◆ Aim of the task
Below are records; count the lines that contain "pełnieniu" and give only the total.

◆ Records shown

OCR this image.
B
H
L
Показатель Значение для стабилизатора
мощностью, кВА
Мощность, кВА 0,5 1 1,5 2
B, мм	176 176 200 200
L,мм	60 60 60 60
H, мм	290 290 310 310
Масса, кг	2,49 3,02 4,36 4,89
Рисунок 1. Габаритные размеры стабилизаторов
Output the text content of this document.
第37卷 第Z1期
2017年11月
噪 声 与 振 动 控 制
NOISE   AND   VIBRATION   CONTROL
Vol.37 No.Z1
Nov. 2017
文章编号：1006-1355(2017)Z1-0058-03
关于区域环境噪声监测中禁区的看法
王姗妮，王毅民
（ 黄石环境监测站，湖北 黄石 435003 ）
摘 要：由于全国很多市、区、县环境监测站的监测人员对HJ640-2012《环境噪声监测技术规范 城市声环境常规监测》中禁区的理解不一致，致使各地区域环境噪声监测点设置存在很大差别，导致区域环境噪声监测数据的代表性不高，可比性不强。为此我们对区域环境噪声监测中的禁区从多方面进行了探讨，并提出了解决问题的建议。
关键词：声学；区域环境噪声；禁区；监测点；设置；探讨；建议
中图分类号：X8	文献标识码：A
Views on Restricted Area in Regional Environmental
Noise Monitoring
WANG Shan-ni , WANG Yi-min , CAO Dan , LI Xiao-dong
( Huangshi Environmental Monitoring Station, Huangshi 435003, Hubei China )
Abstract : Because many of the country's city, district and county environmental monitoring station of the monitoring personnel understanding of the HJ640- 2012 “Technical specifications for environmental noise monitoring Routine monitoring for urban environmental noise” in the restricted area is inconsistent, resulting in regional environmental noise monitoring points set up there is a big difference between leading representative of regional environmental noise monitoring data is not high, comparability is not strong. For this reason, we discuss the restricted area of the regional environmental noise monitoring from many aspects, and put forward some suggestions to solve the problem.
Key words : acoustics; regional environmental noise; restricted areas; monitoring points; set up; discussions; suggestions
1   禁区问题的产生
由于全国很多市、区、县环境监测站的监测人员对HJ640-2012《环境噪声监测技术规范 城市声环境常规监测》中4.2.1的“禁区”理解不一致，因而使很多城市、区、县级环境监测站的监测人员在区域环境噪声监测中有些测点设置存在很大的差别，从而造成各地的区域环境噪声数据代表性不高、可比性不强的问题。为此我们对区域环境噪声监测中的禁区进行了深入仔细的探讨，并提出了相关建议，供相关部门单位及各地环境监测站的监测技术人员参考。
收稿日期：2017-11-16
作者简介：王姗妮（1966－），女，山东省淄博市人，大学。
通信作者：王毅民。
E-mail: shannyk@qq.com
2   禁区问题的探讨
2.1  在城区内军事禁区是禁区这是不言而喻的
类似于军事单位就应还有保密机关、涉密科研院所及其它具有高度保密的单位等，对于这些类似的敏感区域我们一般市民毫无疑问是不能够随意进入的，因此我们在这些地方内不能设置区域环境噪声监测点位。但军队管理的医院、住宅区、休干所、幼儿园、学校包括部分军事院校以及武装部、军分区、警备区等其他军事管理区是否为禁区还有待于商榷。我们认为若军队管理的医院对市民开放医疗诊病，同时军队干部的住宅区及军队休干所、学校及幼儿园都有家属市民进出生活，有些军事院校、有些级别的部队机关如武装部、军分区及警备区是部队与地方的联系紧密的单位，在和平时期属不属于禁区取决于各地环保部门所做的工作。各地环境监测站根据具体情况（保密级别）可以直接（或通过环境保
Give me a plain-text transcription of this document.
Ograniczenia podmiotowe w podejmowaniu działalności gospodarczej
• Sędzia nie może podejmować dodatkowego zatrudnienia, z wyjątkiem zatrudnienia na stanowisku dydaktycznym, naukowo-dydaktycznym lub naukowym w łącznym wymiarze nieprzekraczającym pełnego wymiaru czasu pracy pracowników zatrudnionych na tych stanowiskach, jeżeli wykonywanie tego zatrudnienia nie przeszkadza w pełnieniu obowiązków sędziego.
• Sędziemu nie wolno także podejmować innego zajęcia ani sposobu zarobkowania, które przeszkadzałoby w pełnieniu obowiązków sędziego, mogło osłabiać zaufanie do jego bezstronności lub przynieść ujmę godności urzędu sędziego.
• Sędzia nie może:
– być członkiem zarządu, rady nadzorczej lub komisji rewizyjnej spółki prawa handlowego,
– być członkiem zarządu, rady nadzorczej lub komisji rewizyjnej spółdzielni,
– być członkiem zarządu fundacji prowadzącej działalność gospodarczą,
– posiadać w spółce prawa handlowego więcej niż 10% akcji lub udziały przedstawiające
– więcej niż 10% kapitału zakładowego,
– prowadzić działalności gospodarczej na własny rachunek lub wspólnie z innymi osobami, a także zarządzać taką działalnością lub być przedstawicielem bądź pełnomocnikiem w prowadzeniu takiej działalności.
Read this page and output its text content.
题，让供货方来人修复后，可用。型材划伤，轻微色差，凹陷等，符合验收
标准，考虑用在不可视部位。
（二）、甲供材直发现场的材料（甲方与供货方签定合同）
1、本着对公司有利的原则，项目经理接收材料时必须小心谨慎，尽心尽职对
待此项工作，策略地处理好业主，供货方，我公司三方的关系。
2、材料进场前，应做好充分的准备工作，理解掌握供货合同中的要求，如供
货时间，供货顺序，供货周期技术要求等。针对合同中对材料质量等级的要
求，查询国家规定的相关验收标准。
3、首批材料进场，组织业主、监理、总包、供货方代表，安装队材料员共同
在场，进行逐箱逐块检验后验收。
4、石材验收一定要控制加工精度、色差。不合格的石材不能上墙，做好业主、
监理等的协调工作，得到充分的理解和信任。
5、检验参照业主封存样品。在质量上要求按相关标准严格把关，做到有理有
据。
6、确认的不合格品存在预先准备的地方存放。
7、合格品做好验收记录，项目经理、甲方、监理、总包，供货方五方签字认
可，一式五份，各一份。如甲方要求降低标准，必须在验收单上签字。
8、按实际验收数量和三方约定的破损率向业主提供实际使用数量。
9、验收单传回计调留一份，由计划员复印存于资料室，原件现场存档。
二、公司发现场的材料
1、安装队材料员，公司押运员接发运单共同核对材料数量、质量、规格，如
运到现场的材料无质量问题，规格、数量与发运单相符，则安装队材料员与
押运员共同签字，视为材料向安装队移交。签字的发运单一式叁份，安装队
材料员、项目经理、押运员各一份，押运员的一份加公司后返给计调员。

◆ Solution to this task
2